Exercise brief:
Extract every line where the string "Reserves" appears.

Items from a data source:
* * * * *

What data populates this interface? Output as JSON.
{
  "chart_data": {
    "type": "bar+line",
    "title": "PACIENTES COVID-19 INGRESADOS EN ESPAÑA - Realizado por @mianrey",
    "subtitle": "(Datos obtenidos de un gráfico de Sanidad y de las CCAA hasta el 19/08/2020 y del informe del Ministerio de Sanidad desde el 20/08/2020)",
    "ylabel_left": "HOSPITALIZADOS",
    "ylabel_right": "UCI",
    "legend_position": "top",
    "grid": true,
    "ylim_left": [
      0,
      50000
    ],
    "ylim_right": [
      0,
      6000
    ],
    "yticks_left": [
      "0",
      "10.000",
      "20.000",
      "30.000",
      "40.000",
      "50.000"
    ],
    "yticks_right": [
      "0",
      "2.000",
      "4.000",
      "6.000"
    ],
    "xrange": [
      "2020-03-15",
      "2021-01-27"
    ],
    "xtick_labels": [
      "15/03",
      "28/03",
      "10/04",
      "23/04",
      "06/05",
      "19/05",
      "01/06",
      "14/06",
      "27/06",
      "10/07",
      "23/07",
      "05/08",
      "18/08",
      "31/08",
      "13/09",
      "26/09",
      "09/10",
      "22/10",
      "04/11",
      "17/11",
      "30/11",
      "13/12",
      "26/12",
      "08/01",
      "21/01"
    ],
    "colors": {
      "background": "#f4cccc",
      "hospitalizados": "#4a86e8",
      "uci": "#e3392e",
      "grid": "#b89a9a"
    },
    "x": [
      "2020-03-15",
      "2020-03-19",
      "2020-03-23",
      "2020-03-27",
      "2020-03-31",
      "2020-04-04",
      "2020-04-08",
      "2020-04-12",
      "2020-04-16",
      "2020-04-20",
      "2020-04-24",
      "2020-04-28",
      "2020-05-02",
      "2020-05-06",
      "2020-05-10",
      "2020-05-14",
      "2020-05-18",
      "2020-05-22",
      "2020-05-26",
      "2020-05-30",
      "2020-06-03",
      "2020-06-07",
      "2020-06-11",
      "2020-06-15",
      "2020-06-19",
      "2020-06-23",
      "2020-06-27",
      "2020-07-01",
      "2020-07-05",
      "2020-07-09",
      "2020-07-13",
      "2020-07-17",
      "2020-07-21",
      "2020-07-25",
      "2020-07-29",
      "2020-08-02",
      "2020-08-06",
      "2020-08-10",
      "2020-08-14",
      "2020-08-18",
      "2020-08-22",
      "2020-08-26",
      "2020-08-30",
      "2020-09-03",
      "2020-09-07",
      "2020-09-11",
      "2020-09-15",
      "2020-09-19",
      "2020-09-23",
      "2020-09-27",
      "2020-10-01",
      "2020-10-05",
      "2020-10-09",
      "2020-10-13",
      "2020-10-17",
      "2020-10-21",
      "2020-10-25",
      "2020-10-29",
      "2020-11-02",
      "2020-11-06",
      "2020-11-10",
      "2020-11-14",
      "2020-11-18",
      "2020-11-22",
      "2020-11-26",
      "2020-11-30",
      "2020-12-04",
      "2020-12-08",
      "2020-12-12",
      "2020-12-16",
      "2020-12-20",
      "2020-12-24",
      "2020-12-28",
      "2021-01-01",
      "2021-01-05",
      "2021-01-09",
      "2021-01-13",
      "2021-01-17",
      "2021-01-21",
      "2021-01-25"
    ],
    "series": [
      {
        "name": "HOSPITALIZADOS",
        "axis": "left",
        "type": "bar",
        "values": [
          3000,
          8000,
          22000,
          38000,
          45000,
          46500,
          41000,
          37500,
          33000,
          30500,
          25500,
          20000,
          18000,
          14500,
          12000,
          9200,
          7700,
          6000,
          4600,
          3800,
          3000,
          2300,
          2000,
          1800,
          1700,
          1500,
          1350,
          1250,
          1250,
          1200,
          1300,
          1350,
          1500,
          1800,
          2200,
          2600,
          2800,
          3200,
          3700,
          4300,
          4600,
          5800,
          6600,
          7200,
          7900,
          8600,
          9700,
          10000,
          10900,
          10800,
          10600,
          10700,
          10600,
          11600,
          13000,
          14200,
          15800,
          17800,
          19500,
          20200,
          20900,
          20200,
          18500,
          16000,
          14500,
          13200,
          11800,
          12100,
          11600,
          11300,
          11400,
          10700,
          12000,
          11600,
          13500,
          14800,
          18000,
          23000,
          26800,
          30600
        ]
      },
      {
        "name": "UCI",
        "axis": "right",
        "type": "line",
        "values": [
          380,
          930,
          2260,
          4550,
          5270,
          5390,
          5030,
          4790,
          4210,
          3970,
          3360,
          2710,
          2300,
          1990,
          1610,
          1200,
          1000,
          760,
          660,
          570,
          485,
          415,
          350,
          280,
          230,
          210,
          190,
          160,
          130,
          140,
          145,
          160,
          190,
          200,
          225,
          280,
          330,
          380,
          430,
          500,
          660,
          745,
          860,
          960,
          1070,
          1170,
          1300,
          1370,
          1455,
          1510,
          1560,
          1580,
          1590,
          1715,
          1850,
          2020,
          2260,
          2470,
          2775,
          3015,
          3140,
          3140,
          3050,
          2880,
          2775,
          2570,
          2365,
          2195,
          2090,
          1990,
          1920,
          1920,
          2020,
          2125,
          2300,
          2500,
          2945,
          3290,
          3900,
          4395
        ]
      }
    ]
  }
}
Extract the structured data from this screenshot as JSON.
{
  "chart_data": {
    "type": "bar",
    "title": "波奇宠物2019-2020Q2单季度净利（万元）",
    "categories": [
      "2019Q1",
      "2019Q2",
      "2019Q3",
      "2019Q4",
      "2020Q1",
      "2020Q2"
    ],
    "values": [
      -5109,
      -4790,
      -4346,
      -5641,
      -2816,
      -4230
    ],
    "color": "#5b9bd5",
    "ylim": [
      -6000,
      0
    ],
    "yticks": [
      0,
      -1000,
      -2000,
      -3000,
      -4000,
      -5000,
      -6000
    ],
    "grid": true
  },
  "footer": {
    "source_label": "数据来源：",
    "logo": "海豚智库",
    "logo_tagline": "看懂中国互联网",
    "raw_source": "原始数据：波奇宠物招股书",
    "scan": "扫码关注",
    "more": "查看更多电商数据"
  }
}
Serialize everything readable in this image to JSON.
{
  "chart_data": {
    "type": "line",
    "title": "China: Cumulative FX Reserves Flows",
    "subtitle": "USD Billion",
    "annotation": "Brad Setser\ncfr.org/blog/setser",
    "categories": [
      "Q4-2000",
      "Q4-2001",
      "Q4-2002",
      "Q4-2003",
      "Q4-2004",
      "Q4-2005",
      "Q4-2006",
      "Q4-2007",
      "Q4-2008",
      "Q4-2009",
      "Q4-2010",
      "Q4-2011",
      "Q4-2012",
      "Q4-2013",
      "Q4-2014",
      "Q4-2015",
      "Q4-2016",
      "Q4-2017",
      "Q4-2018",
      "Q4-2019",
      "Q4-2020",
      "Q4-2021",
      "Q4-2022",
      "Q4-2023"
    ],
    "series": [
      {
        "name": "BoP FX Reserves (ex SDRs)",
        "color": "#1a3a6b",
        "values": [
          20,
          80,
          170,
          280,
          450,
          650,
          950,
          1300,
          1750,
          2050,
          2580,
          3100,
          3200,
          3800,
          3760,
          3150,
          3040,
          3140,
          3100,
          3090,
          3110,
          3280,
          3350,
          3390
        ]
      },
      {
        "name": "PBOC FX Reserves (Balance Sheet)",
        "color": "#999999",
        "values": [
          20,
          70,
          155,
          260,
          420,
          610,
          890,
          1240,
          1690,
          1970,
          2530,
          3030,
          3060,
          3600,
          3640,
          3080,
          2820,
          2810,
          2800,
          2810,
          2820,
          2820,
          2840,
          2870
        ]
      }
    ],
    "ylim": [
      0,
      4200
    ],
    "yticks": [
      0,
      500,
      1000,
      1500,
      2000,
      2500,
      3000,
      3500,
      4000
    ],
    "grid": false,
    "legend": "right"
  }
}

* * * * *

Result of this task:
    "title": "China: Cumulative FX Reserves Flows",
        "name": "BoP FX Reserves (ex SDRs)",
        "name": "PBOC FX Reserves (Balance Sheet)",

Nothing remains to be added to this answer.